DESCRIPTION OF THE TASK
Select, from the data, each line where "candlestick" occurs.

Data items
==============================
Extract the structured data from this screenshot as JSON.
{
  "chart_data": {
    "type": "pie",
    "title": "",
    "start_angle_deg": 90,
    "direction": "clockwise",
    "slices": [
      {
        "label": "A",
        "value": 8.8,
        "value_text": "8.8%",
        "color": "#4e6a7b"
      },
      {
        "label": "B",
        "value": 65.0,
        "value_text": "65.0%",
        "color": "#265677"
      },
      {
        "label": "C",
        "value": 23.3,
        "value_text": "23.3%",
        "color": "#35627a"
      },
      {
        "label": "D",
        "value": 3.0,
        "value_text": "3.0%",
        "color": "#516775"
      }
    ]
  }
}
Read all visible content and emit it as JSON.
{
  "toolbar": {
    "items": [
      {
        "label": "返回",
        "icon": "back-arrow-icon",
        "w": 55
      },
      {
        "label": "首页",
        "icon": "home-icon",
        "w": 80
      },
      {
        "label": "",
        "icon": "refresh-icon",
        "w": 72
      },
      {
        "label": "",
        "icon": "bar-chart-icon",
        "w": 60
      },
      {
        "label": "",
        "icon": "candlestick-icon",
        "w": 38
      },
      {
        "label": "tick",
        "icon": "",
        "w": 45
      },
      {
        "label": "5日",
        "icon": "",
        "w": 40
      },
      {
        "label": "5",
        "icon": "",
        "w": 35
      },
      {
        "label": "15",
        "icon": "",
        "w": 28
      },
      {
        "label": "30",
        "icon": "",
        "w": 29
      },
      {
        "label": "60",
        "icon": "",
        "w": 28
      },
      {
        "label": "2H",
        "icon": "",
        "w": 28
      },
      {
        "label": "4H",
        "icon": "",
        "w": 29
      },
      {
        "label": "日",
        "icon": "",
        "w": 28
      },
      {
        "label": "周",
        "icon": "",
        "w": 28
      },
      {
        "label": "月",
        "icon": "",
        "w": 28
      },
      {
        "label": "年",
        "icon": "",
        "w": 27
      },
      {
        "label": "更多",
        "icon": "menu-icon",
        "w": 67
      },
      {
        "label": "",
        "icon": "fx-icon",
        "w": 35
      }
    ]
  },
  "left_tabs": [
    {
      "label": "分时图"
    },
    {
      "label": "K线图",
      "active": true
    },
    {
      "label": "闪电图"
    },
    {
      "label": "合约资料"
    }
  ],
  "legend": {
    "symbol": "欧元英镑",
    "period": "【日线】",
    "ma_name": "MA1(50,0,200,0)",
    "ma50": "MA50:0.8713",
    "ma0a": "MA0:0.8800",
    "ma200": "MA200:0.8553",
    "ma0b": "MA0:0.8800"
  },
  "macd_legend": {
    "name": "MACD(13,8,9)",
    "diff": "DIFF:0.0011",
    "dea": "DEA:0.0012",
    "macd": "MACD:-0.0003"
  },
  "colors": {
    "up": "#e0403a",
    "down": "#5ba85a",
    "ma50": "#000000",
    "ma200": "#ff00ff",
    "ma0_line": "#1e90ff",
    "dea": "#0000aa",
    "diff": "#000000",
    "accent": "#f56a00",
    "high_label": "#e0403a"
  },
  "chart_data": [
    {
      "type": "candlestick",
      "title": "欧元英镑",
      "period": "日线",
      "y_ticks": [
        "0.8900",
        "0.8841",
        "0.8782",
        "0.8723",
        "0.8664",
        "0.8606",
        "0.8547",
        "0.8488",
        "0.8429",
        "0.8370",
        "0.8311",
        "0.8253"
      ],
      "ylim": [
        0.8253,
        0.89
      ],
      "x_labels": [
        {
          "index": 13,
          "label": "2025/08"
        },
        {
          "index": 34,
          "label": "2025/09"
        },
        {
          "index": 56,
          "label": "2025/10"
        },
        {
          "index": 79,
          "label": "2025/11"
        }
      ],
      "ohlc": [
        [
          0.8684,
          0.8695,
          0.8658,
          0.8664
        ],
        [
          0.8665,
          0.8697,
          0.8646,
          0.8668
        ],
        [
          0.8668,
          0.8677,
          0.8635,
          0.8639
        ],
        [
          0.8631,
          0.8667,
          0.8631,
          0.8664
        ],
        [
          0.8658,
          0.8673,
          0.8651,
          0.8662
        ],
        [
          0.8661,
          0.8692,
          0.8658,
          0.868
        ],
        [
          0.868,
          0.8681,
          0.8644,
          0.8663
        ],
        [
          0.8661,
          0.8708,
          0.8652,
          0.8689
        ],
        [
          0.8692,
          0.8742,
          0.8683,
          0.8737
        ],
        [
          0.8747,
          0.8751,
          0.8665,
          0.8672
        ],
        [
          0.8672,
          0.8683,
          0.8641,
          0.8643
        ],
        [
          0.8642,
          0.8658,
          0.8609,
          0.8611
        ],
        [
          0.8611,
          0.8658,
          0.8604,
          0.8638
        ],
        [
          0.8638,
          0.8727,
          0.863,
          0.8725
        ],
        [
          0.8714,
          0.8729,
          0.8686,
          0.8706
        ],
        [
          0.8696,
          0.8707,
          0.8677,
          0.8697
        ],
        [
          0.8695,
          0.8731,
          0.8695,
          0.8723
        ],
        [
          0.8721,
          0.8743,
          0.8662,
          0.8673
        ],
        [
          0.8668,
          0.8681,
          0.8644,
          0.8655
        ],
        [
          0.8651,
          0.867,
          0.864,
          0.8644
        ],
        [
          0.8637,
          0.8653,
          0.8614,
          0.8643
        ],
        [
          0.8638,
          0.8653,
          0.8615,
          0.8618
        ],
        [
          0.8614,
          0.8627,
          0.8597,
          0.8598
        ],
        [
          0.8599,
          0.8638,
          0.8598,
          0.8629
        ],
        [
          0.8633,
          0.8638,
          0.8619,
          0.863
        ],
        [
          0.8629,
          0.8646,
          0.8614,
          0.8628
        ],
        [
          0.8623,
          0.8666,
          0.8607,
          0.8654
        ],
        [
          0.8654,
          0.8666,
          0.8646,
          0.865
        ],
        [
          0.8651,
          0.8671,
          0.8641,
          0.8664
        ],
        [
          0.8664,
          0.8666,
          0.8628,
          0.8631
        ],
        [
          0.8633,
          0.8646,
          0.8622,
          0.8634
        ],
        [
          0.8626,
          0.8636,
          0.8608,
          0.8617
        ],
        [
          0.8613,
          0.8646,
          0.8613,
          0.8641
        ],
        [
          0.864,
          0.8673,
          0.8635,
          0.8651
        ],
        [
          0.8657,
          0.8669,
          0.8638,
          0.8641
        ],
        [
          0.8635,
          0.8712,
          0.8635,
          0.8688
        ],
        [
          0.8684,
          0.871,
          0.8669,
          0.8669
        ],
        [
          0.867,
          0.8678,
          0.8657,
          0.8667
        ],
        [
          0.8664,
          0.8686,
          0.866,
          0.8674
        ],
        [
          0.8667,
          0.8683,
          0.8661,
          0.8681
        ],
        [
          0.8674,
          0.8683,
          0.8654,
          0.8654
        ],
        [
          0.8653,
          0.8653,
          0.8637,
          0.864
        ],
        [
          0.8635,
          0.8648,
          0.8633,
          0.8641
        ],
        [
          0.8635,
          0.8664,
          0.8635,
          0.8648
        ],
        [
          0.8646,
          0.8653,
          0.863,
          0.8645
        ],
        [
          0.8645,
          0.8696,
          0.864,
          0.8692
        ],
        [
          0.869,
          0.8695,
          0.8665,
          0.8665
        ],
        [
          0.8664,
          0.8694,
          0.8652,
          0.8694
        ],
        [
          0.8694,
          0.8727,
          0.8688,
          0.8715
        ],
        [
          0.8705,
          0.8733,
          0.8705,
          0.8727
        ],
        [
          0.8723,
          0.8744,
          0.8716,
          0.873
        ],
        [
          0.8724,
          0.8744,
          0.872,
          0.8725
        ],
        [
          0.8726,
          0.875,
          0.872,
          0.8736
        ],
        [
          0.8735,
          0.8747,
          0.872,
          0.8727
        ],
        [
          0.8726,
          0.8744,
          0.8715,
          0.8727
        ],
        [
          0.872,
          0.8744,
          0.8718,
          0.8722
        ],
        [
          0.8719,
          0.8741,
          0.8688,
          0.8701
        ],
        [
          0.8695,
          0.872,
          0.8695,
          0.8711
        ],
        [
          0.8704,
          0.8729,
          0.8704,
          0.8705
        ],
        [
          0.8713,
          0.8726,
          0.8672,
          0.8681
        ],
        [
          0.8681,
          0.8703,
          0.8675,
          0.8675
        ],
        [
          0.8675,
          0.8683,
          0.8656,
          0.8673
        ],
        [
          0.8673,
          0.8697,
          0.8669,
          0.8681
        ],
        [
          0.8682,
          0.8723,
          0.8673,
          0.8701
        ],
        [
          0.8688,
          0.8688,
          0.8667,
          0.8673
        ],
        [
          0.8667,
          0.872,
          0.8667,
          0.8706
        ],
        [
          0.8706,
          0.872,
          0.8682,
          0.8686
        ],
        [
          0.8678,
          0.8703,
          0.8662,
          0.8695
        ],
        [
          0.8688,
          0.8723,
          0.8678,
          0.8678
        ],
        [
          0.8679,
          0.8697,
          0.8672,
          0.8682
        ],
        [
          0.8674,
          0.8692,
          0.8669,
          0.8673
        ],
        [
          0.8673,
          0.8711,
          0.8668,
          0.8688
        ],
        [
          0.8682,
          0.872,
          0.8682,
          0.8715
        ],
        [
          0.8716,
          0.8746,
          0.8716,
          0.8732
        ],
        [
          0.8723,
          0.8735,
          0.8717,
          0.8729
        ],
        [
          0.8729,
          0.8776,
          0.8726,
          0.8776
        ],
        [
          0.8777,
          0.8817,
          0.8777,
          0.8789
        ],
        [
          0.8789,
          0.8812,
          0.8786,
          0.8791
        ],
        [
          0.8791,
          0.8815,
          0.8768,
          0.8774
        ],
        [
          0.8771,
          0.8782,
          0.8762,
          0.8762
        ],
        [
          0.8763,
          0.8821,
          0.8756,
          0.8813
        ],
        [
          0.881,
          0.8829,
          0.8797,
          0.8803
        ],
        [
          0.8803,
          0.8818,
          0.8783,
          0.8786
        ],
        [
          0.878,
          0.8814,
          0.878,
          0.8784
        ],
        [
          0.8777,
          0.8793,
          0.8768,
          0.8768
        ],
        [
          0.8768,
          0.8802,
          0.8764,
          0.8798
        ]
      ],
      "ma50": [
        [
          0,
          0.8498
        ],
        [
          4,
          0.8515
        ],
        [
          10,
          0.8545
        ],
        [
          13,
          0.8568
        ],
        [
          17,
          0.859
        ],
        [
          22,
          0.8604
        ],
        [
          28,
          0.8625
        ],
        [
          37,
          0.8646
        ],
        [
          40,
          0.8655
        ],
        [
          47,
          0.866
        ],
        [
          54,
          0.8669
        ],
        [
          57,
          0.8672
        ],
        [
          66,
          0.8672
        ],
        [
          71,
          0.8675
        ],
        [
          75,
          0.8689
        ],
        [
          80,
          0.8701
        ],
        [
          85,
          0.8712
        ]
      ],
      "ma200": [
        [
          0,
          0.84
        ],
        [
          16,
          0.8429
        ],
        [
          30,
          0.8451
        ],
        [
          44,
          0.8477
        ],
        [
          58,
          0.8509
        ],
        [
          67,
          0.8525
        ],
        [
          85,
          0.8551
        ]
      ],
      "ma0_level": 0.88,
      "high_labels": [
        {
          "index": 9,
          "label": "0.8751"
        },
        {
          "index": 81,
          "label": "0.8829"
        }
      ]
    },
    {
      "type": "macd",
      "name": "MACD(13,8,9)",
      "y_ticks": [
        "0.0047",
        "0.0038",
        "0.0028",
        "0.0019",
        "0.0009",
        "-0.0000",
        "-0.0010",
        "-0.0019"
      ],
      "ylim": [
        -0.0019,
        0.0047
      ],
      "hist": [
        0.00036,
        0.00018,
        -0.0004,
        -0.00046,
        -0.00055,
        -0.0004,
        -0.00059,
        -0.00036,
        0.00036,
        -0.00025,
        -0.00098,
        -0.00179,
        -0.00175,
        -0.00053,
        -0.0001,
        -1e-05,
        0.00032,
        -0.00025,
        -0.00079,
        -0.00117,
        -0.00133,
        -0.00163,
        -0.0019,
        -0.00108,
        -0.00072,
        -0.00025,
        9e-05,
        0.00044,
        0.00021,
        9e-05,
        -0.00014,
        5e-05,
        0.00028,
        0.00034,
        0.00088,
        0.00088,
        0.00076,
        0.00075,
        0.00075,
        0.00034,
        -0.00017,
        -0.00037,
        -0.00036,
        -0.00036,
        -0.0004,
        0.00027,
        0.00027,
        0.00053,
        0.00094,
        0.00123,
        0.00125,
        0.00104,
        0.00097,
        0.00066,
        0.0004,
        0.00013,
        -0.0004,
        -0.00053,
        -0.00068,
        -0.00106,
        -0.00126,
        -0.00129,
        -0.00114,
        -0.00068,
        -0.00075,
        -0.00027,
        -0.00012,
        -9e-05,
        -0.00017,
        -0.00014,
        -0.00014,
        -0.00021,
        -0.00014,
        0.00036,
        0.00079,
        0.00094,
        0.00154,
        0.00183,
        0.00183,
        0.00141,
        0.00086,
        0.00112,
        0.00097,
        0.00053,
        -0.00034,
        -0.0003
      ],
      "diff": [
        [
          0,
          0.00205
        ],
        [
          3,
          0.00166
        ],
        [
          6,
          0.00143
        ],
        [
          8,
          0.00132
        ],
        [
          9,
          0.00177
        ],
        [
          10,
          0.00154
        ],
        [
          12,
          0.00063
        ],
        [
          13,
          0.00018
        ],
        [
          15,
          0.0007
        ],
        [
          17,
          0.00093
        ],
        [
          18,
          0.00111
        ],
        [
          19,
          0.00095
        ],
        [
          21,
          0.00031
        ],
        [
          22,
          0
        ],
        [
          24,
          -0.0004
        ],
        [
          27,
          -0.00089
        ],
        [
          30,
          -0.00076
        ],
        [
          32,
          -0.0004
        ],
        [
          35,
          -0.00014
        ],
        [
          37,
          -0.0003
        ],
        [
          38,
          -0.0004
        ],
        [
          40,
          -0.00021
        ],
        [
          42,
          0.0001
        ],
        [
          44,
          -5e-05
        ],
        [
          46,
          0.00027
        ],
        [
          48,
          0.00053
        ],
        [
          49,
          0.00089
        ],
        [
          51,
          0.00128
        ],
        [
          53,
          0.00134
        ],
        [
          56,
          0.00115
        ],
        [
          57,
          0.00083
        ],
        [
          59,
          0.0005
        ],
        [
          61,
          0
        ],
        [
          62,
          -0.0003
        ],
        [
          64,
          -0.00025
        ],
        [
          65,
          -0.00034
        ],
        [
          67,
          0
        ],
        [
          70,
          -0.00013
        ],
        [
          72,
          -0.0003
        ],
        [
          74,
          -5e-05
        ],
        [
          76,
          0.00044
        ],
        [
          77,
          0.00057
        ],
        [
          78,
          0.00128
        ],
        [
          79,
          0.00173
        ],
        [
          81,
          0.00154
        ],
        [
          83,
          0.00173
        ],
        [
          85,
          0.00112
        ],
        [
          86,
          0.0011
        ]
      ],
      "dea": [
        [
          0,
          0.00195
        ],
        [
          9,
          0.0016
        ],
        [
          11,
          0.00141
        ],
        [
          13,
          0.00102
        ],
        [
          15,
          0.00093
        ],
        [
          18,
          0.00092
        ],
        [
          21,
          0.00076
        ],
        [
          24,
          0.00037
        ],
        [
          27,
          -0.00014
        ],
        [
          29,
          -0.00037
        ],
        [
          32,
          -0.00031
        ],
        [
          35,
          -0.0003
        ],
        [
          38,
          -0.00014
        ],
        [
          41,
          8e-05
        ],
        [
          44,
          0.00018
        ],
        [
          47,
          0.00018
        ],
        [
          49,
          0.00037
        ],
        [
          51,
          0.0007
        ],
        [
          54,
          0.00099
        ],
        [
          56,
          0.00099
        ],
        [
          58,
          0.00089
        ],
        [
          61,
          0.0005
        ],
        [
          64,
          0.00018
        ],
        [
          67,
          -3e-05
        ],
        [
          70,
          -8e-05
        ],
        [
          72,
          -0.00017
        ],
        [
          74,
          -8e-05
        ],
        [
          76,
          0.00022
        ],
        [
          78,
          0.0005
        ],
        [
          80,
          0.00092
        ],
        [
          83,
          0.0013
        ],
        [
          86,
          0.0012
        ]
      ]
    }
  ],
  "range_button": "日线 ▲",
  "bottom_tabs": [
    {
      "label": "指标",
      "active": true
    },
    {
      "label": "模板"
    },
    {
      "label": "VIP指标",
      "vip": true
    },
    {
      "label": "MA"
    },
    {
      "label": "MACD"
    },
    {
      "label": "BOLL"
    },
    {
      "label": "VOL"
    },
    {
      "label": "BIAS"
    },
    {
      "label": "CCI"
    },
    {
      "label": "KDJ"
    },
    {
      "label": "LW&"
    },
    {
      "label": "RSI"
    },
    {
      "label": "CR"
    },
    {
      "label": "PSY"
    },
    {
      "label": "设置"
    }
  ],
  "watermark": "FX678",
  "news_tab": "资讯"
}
==============================
WRITTEN ANSWER
        "icon": "candlestick-icon",
      "type": "candlestick",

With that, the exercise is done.